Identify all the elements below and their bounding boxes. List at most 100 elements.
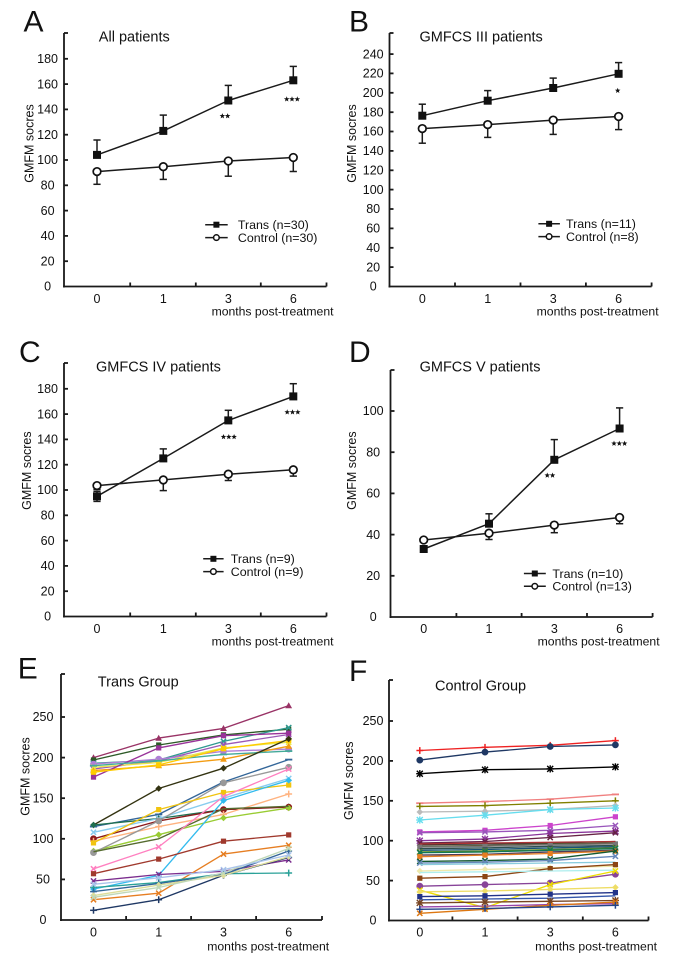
svg-text:Trans (n=10): Trans (n=10) <box>552 567 623 581</box>
svg-text:Trans Group: Trans Group <box>98 674 179 690</box>
svg-text:GMFCS V patients: GMFCS V patients <box>420 360 541 376</box>
svg-text:Control (n=8): Control (n=8) <box>566 230 639 244</box>
svg-text:GMFCS III patients: GMFCS III patients <box>420 30 543 46</box>
svg-text:E: E <box>18 653 38 686</box>
svg-text:200: 200 <box>363 754 384 768</box>
svg-text:0: 0 <box>90 926 97 940</box>
svg-text:20: 20 <box>366 260 380 274</box>
svg-text:GMFM socres: GMFM socres <box>20 431 34 509</box>
svg-text:0: 0 <box>420 622 427 636</box>
svg-text:Control (n=9): Control (n=9) <box>231 565 304 579</box>
svg-text:200: 200 <box>363 86 384 100</box>
svg-text:GMFM socres: GMFM socres <box>342 741 356 819</box>
svg-text:Trans (n=11): Trans (n=11) <box>566 217 636 231</box>
svg-text:80: 80 <box>41 179 55 193</box>
svg-text:100: 100 <box>33 832 54 846</box>
svg-text:1: 1 <box>484 292 491 306</box>
svg-text:0: 0 <box>416 926 423 940</box>
svg-text:6: 6 <box>612 926 619 940</box>
svg-text:months post-treatment: months post-treatment <box>538 635 661 649</box>
svg-text:0: 0 <box>40 913 47 927</box>
svg-text:60: 60 <box>41 534 55 548</box>
svg-text:months post-treatment: months post-treatment <box>212 305 335 319</box>
svg-text:100: 100 <box>37 153 58 167</box>
svg-text:F: F <box>349 655 367 688</box>
svg-text:6: 6 <box>285 926 292 940</box>
svg-text:6: 6 <box>290 292 297 306</box>
svg-text:All patients: All patients <box>99 30 170 46</box>
svg-text:160: 160 <box>363 125 384 139</box>
svg-text:3: 3 <box>551 622 558 636</box>
svg-text:220: 220 <box>363 67 384 81</box>
svg-text:6: 6 <box>616 622 623 636</box>
svg-text:20: 20 <box>41 254 55 268</box>
svg-text:250: 250 <box>33 710 54 724</box>
svg-text:D: D <box>349 336 371 369</box>
svg-text:100: 100 <box>363 183 384 197</box>
svg-text:months post-treatment: months post-treatment <box>212 635 335 649</box>
svg-text:20: 20 <box>41 584 55 598</box>
svg-text:6: 6 <box>615 292 622 306</box>
svg-text:Control Group: Control Group <box>435 678 526 694</box>
svg-text:0: 0 <box>370 914 377 928</box>
svg-text:months post-treatment: months post-treatment <box>207 940 330 954</box>
svg-text:100: 100 <box>363 404 384 418</box>
svg-text:140: 140 <box>37 433 58 447</box>
svg-text:160: 160 <box>37 407 58 421</box>
svg-text:120: 120 <box>363 164 384 178</box>
svg-text:180: 180 <box>363 105 384 119</box>
svg-text:120: 120 <box>37 128 58 142</box>
svg-text:250: 250 <box>363 714 384 728</box>
svg-text:120: 120 <box>37 458 58 472</box>
svg-text:Control (n=30): Control (n=30) <box>238 231 318 245</box>
svg-text:1: 1 <box>482 926 489 940</box>
svg-text:3: 3 <box>225 622 232 636</box>
svg-text:Trans (n=30): Trans (n=30) <box>238 218 309 232</box>
svg-text:100: 100 <box>37 483 58 497</box>
svg-text:GMFCS IV patients: GMFCS IV patients <box>96 360 221 376</box>
svg-text:0: 0 <box>94 292 101 306</box>
svg-text:80: 80 <box>366 445 380 459</box>
svg-text:60: 60 <box>41 204 55 218</box>
svg-text:0: 0 <box>370 610 377 624</box>
svg-text:GMFM socres: GMFM socres <box>345 104 359 182</box>
svg-text:3: 3 <box>225 292 232 306</box>
svg-text:50: 50 <box>36 873 50 887</box>
svg-text:GMFM socres: GMFM socres <box>23 104 37 182</box>
svg-text:3: 3 <box>550 292 557 306</box>
svg-text:180: 180 <box>37 52 58 66</box>
svg-text:40: 40 <box>41 559 55 573</box>
svg-text:B: B <box>349 6 369 39</box>
svg-text:3: 3 <box>547 926 554 940</box>
svg-text:40: 40 <box>366 241 380 255</box>
svg-text:1: 1 <box>155 926 162 940</box>
svg-text:1: 1 <box>160 622 167 636</box>
svg-text:1: 1 <box>160 292 167 306</box>
svg-text:0: 0 <box>370 280 377 294</box>
svg-text:100: 100 <box>363 834 384 848</box>
svg-text:150: 150 <box>33 791 54 805</box>
svg-text:240: 240 <box>363 47 384 61</box>
svg-text:1: 1 <box>486 622 493 636</box>
svg-text:0: 0 <box>419 292 426 306</box>
svg-text:6: 6 <box>290 622 297 636</box>
svg-text:160: 160 <box>37 77 58 91</box>
svg-text:0: 0 <box>94 622 101 636</box>
svg-text:months post-treatment: months post-treatment <box>535 940 658 954</box>
svg-text:60: 60 <box>366 487 380 501</box>
svg-text:140: 140 <box>363 144 384 158</box>
svg-text:150: 150 <box>363 794 384 808</box>
svg-text:A: A <box>24 6 44 39</box>
svg-text:0: 0 <box>44 610 51 624</box>
svg-text:Trans (n=9): Trans (n=9) <box>231 552 295 566</box>
svg-text:180: 180 <box>37 382 58 396</box>
svg-text:3: 3 <box>220 926 227 940</box>
svg-text:80: 80 <box>366 202 380 216</box>
svg-text:60: 60 <box>366 222 380 236</box>
svg-text:140: 140 <box>37 103 58 117</box>
svg-text:months post-treatment: months post-treatment <box>537 305 660 319</box>
svg-text:0: 0 <box>44 280 51 294</box>
svg-text:200: 200 <box>33 751 54 765</box>
svg-text:40: 40 <box>41 229 55 243</box>
svg-text:GMFM socres: GMFM socres <box>19 737 33 815</box>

▶ **Task instructions**
Retrieve each line from the records above where the word "Group" occurs.

▶ **The completed task**
svg-text:Trans Group: Trans Group <box>98 674 179 690</box>
svg-text:Control Group: Control Group <box>435 678 526 694</box>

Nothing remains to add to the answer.